[THE TASK] Write out all lines holding the word "Pernyataan".

[EXTRACTED ENTRIES]
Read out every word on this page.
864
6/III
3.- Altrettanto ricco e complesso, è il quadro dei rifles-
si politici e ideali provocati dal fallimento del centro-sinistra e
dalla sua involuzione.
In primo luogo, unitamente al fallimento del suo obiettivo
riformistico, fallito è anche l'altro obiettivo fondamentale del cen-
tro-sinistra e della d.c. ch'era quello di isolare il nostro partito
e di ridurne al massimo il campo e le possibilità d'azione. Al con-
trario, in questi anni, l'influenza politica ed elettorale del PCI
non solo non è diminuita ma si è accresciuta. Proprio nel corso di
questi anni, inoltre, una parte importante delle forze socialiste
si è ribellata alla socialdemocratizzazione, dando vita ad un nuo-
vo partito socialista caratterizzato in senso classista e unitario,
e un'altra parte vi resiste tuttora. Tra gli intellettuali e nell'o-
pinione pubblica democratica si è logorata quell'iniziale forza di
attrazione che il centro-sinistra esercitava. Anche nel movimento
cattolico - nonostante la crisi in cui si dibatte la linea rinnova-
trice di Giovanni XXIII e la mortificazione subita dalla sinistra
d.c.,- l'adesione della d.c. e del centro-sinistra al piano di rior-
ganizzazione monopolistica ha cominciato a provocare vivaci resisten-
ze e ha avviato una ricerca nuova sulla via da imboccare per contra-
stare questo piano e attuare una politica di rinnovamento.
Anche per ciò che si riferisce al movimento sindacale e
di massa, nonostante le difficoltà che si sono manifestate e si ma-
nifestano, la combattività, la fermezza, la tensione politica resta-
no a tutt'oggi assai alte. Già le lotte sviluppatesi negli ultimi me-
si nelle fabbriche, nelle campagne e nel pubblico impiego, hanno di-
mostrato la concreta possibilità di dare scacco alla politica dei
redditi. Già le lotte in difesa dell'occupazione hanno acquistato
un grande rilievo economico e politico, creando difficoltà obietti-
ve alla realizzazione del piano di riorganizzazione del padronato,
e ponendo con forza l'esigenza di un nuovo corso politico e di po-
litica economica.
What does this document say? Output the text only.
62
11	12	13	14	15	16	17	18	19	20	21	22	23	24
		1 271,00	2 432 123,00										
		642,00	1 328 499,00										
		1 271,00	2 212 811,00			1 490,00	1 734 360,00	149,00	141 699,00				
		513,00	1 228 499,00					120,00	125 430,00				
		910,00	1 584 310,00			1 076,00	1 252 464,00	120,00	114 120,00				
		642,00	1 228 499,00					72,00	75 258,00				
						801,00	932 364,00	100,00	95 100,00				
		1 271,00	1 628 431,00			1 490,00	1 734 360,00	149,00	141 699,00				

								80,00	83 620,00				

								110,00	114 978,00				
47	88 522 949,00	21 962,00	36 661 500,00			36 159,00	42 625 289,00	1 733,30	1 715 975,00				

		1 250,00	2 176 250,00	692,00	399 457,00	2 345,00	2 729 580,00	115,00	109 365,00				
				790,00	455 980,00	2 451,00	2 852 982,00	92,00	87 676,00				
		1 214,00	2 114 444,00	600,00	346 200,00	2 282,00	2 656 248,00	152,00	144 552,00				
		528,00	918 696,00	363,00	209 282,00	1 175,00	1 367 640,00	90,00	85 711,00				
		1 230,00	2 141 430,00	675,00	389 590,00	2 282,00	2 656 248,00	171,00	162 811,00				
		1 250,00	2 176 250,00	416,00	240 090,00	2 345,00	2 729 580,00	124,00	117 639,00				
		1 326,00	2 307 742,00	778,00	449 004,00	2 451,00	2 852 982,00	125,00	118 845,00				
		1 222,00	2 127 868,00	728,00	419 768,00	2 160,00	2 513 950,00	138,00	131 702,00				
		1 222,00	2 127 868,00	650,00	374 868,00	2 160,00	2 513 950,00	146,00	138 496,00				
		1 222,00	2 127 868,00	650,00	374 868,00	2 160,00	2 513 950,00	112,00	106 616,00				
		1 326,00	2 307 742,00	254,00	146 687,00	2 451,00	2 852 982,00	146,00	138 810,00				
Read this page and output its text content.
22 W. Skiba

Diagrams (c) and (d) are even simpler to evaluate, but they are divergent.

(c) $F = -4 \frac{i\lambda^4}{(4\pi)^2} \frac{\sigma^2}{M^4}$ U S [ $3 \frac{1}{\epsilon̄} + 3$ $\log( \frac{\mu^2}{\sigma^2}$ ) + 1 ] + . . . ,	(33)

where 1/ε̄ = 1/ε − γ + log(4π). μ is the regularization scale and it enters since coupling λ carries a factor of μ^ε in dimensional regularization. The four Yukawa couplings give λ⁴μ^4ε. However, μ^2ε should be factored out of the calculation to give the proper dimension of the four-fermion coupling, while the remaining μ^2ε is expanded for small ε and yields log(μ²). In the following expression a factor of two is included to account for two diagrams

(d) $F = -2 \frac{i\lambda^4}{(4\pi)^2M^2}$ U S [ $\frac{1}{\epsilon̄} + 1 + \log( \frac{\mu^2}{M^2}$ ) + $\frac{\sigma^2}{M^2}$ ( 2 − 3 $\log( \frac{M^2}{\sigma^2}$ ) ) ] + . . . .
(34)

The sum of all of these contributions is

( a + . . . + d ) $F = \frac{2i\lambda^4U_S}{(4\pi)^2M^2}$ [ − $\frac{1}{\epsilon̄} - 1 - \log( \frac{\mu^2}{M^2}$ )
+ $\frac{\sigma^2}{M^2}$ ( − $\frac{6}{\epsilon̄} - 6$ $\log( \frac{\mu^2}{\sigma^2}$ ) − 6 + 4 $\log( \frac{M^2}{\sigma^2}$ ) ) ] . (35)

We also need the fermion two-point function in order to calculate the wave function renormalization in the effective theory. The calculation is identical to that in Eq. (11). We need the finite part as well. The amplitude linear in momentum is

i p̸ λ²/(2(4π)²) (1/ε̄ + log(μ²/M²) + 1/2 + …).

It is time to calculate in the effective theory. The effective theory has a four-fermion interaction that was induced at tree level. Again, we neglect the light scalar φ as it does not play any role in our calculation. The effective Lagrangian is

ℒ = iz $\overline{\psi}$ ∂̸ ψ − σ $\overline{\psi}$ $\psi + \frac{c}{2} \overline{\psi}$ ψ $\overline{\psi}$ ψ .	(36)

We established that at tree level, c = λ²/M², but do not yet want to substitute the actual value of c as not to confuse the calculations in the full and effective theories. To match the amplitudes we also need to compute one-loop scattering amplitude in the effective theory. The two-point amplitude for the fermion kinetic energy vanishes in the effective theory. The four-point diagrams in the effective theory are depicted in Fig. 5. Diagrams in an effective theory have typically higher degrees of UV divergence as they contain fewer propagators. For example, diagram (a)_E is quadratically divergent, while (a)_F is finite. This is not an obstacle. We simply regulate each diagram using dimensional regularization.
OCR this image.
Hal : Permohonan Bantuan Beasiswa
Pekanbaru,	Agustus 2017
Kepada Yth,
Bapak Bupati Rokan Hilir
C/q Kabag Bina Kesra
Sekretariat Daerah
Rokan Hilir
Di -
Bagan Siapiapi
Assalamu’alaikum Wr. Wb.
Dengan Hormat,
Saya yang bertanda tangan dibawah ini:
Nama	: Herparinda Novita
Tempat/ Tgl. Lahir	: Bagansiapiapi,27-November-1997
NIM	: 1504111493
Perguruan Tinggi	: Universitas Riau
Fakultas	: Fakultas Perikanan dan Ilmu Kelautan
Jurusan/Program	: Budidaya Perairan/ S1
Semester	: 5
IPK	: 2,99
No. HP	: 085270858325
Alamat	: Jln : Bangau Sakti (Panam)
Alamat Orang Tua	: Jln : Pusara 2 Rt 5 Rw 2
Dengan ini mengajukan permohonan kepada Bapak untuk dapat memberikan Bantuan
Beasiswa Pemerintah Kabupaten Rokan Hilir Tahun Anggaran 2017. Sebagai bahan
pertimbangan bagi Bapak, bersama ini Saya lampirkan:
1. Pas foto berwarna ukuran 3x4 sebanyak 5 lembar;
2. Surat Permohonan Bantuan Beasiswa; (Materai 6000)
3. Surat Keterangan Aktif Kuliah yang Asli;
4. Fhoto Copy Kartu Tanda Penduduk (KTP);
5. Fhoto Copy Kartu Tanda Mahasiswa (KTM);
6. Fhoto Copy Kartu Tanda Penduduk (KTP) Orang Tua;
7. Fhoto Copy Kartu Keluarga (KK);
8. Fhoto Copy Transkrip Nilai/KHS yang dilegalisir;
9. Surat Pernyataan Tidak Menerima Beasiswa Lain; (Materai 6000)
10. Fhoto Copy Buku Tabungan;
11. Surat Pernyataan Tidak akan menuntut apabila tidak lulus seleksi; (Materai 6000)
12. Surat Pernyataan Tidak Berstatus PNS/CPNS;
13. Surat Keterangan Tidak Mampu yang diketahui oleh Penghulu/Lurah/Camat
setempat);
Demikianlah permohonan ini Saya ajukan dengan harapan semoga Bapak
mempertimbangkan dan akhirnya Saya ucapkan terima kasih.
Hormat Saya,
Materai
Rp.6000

[IN RESPONSE]
9. Surat Pernyataan Tidak Menerima Beasiswa Lain; (Materai 6000)
11. Surat Pernyataan Tidak akan menuntut apabila tidak lulus seleksi; (Materai 6000)
12. Surat Pernyataan Tidak Berstatus PNS/CPNS;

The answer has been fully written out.